_EXERCISE DETAILS_. Tally the lines below that contain "úteis". The number is the whole answer.

+++ DATA LINES

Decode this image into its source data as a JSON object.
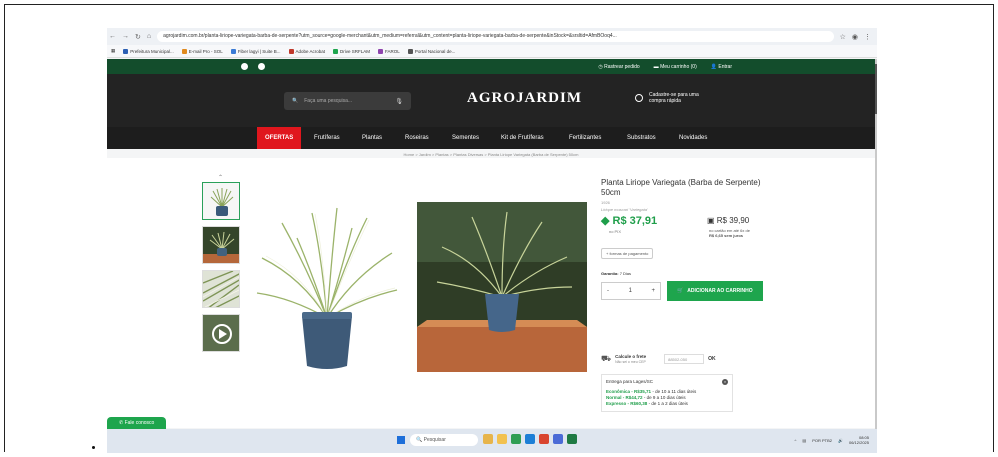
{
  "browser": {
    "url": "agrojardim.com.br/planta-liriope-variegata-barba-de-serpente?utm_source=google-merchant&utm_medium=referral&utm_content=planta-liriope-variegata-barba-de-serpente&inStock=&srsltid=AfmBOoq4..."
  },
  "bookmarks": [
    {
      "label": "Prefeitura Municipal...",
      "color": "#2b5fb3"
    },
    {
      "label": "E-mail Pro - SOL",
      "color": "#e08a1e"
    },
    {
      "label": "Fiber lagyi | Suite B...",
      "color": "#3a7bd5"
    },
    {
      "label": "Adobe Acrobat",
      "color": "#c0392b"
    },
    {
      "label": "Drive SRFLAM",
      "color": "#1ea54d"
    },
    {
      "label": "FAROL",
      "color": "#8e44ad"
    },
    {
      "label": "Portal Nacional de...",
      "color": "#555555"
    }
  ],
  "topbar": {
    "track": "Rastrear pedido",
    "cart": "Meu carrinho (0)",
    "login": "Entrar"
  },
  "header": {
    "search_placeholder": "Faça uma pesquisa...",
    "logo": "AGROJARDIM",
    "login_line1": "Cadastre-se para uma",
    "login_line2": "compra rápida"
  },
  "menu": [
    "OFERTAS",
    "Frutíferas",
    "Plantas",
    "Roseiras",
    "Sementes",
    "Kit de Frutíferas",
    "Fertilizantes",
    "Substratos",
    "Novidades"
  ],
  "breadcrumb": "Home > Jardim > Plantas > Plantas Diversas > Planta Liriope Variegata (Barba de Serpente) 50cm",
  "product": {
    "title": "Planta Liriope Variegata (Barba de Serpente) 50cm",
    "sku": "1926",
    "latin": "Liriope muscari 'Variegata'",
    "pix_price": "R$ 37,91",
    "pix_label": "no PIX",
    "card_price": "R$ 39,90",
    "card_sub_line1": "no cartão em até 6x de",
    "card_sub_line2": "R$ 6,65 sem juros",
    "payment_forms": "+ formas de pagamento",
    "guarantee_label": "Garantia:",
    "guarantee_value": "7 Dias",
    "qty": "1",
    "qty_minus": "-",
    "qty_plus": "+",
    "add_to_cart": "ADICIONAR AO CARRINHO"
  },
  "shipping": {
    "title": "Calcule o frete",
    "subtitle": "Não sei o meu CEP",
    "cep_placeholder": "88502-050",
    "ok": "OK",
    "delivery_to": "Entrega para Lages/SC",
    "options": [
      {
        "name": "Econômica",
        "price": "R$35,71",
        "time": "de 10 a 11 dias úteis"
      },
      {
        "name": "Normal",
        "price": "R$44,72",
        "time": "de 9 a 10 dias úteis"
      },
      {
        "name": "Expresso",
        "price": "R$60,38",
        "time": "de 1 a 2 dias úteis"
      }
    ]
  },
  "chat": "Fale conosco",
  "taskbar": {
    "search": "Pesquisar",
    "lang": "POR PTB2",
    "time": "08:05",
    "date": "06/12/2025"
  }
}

++++++
+++ DATA LINES

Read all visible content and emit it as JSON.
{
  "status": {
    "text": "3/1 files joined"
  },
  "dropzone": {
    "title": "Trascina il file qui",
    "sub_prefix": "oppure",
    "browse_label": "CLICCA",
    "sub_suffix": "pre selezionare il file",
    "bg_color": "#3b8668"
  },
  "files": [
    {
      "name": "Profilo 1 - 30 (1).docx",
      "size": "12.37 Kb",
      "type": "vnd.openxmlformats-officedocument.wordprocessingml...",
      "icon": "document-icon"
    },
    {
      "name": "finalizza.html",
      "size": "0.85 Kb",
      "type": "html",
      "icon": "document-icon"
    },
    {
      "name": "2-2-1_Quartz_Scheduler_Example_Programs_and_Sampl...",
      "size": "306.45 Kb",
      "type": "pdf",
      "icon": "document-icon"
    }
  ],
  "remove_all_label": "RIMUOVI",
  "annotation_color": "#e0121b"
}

++++++

_CORRECT OUTPUT_. 3